# Given task:
Repeat every record exactly, but keep images out of the copy.
-- Start of Data supplied --
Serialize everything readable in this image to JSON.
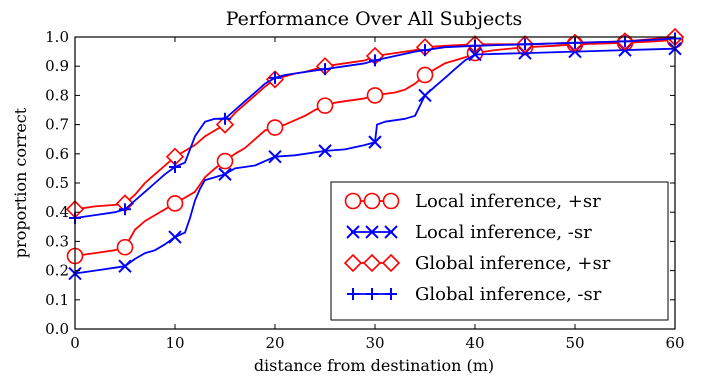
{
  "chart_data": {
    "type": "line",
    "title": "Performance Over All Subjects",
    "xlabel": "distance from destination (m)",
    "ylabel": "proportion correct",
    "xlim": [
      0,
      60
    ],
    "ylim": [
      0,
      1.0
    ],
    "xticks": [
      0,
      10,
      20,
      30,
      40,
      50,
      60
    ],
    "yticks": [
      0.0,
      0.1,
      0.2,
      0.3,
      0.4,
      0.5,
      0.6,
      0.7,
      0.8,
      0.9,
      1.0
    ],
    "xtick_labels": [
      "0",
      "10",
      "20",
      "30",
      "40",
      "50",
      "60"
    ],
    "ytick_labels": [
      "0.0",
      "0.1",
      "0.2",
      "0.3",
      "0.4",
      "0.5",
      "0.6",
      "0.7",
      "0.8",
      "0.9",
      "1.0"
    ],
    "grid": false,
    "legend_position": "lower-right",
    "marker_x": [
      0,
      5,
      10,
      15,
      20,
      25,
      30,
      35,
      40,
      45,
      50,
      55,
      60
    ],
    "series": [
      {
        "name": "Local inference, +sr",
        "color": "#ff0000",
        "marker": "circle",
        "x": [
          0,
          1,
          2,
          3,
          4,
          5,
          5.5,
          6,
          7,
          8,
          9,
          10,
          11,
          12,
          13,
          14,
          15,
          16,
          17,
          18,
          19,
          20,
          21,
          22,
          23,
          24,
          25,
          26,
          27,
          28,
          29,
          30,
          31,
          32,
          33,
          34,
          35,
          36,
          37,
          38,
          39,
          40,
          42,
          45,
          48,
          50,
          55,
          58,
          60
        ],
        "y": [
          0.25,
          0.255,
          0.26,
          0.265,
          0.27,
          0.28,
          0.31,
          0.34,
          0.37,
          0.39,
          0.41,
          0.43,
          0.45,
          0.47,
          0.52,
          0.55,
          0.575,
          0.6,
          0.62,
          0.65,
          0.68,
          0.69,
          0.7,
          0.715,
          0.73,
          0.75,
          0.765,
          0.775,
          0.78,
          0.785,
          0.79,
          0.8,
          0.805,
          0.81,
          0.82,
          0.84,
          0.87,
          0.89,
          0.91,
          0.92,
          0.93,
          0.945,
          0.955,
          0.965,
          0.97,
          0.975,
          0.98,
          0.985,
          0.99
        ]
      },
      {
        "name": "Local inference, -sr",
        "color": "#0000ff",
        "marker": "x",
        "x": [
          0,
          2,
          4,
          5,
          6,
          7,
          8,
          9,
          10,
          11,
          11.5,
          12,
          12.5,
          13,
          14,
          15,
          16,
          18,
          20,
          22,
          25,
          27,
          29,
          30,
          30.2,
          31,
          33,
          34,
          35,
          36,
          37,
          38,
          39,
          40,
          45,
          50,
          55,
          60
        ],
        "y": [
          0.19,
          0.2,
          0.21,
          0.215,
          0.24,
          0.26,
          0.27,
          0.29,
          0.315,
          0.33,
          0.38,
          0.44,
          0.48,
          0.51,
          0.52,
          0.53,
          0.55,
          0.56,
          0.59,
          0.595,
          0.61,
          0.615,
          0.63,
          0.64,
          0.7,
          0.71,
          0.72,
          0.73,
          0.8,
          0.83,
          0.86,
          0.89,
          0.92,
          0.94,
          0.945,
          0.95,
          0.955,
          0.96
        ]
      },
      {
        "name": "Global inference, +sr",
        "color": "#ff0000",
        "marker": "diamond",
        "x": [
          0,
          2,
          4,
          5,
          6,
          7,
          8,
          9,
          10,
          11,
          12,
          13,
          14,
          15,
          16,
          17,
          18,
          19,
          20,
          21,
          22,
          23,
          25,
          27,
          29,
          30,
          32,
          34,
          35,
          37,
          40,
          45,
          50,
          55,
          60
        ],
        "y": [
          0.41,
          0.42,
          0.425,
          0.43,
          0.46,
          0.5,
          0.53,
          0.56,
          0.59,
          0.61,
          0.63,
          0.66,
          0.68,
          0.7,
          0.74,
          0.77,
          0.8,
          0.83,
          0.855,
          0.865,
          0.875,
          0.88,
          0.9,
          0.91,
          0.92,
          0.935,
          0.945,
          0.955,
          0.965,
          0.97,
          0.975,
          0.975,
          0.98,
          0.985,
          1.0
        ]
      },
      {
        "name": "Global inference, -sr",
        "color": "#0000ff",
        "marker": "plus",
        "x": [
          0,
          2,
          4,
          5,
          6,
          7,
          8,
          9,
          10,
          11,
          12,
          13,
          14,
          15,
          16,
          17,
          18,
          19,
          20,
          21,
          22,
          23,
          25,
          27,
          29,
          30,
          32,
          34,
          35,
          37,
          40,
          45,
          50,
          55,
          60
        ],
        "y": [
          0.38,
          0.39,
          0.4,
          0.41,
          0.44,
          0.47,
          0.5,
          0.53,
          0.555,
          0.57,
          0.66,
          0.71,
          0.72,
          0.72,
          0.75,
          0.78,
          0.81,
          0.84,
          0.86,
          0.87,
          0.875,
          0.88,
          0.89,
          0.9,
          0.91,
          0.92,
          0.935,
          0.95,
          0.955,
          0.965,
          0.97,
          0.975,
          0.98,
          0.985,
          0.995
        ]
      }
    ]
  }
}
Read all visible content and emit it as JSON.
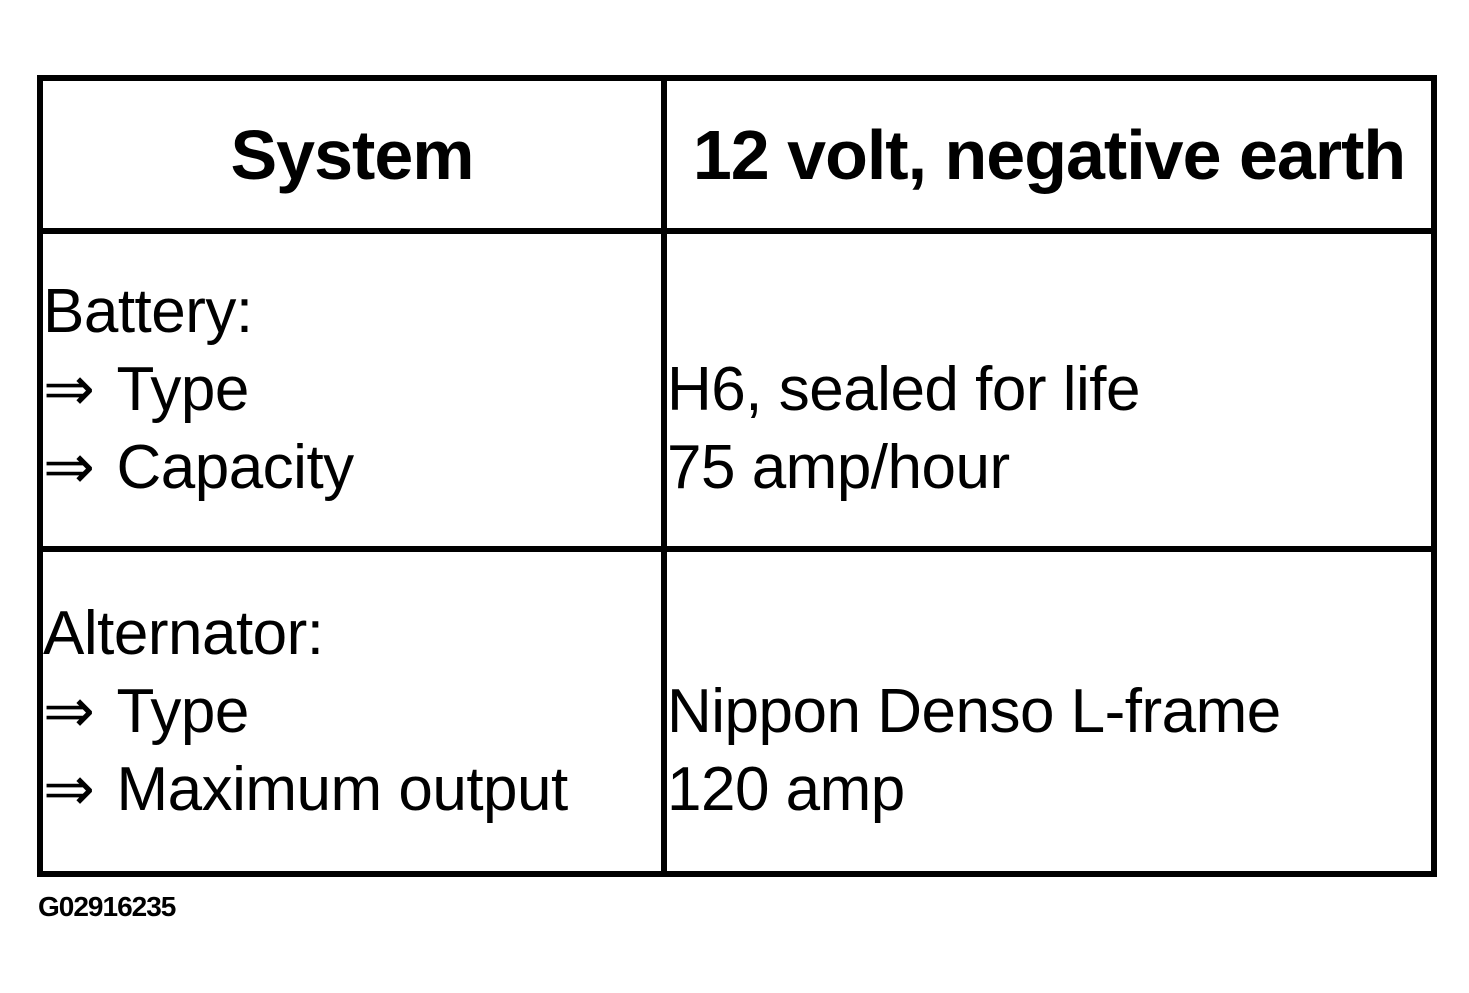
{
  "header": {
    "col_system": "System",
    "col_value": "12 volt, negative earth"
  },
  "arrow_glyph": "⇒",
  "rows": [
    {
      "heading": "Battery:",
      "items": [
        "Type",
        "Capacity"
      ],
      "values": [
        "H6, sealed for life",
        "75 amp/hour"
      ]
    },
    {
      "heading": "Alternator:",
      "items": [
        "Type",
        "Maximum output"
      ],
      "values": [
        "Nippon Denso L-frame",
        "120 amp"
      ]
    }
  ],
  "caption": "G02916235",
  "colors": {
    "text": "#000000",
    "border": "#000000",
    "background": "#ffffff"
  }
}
-- End of Data supplied --
# Exercise response:
Serialize everything readable in this image to JSON.
{
  "chart_data": {
    "type": "line",
    "title": "Performance Over All Subjects",
    "xlabel": "distance from destination (m)",
    "ylabel": "proportion correct",
    "xlim": [
      0,
      60
    ],
    "ylim": [
      0,
      1.0
    ],
    "xticks": [
      0,
      10,
      20,
      30,
      40,
      50,
      60
    ],
    "yticks": [
      0.0,
      0.1,
      0.2,
      0.3,
      0.4,
      0.5,
      0.6,
      0.7,
      0.8,
      0.9,
      1.0
    ],
    "xtick_labels": [
      "0",
      "10",
      "20",
      "30",
      "40",
      "50",
      "60"
    ],
    "ytick_labels": [
      "0.0",
      "0.1",
      "0.2",
      "0.3",
      "0.4",
      "0.5",
      "0.6",
      "0.7",
      "0.8",
      "0.9",
      "1.0"
    ],
    "grid": false,
    "legend_position": "lower-right",
    "marker_x": [
      0,
      5,
      10,
      15,
      20,
      25,
      30,
      35,
      40,
      45,
      50,
      55,
      60
    ],
    "series": [
      {
        "name": "Local inference, +sr",
        "color": "#ff0000",
        "marker": "circle",
        "x": [
          0,
          1,
          2,
          3,
          4,
          5,
          5.5,
          6,
          7,
          8,
          9,
          10,
          11,
          12,
          13,
          14,
          15,
          16,
          17,
          18,
          19,
          20,
          21,
          22,
          23,
          24,
          25,
          26,
          27,
          28,
          29,
          30,
          31,
          32,
          33,
          34,
          35,
          36,
          37,
          38,
          39,
          40,
          42,
          45,
          48,
          50,
          55,
          58,
          60
        ],
        "y": [
          0.25,
          0.255,
          0.26,
          0.265,
          0.27,
          0.28,
          0.31,
          0.34,
          0.37,
          0.39,
          0.41,
          0.43,
          0.45,
          0.47,
          0.52,
          0.55,
          0.575,
          0.6,
          0.62,
          0.65,
          0.68,
          0.69,
          0.7,
          0.715,
          0.73,
          0.75,
          0.765,
          0.775,
          0.78,
          0.785,
          0.79,
          0.8,
          0.805,
          0.81,
          0.82,
          0.84,
          0.87,
          0.89,
          0.91,
          0.92,
          0.93,
          0.945,
          0.955,
          0.965,
          0.97,
          0.975,
          0.98,
          0.985,
          0.99
        ]
      },
      {
        "name": "Local inference, -sr",
        "color": "#0000ff",
        "marker": "x",
        "x": [
          0,
          2,
          4,
          5,
          6,
          7,
          8,
          9,
          10,
          11,
          11.5,
          12,
          12.5,
          13,
          14,
          15,
          16,
          18,
          20,
          22,
          25,
          27,
          29,
          30,
          30.2,
          31,
          33,
          34,
          35,
          36,
          37,
          38,
          39,
          40,
          45,
          50,
          55,
          60
        ],
        "y": [
          0.19,
          0.2,
          0.21,
          0.215,
          0.24,
          0.26,
          0.27,
          0.29,
          0.315,
          0.33,
          0.38,
          0.44,
          0.48,
          0.51,
          0.52,
          0.53,
          0.55,
          0.56,
          0.59,
          0.595,
          0.61,
          0.615,
          0.63,
          0.64,
          0.7,
          0.71,
          0.72,
          0.73,
          0.8,
          0.83,
          0.86,
          0.89,
          0.92,
          0.94,
          0.945,
          0.95,
          0.955,
          0.96
        ]
      },
      {
        "name": "Global inference, +sr",
        "color": "#ff0000",
        "marker": "diamond",
        "x": [
          0,
          2,
          4,
          5,
          6,
          7,
          8,
          9,
          10,
          11,
          12,
          13,
          14,
          15,
          16,
          17,
          18,
          19,
          20,
          21,
          22,
          23,
          25,
          27,
          29,
          30,
          32,
          34,
          35,
          37,
          40,
          45,
          50,
          55,
          60
        ],
        "y": [
          0.41,
          0.42,
          0.425,
          0.43,
          0.46,
          0.5,
          0.53,
          0.56,
          0.59,
          0.61,
          0.63,
          0.66,
          0.68,
          0.7,
          0.74,
          0.77,
          0.8,
          0.83,
          0.855,
          0.865,
          0.875,
          0.88,
          0.9,
          0.91,
          0.92,
          0.935,
          0.945,
          0.955,
          0.965,
          0.97,
          0.975,
          0.975,
          0.98,
          0.985,
          1.0
        ]
      },
      {
        "name": "Global inference, -sr",
        "color": "#0000ff",
        "marker": "plus",
        "x": [
          0,
          2,
          4,
          5,
          6,
          7,
          8,
          9,
          10,
          11,
          12,
          13,
          14,
          15,
          16,
          17,
          18,
          19,
          20,
          21,
          22,
          23,
          25,
          27,
          29,
          30,
          32,
          34,
          35,
          37,
          40,
          45,
          50,
          55,
          60
        ],
        "y": [
          0.38,
          0.39,
          0.4,
          0.41,
          0.44,
          0.47,
          0.5,
          0.53,
          0.555,
          0.57,
          0.66,
          0.71,
          0.72,
          0.72,
          0.75,
          0.78,
          0.81,
          0.84,
          0.86,
          0.87,
          0.875,
          0.88,
          0.89,
          0.9,
          0.91,
          0.92,
          0.935,
          0.95,
          0.955,
          0.965,
          0.97,
          0.975,
          0.98,
          0.985,
          0.995
        ]
      }
    ]
  }
}
Read all visible content and emit it as JSON.
{
  "header": {
    "col_system": "System",
    "col_value": "12 volt, negative earth"
  },
  "arrow_glyph": "⇒",
  "rows": [
    {
      "heading": "Battery:",
      "items": [
        "Type",
        "Capacity"
      ],
      "values": [
        "H6, sealed for life",
        "75 amp/hour"
      ]
    },
    {
      "heading": "Alternator:",
      "items": [
        "Type",
        "Maximum output"
      ],
      "values": [
        "Nippon Denso L-frame",
        "120 amp"
      ]
    }
  ],
  "caption": "G02916235",
  "colors": {
    "text": "#000000",
    "border": "#000000",
    "background": "#ffffff"
  }
}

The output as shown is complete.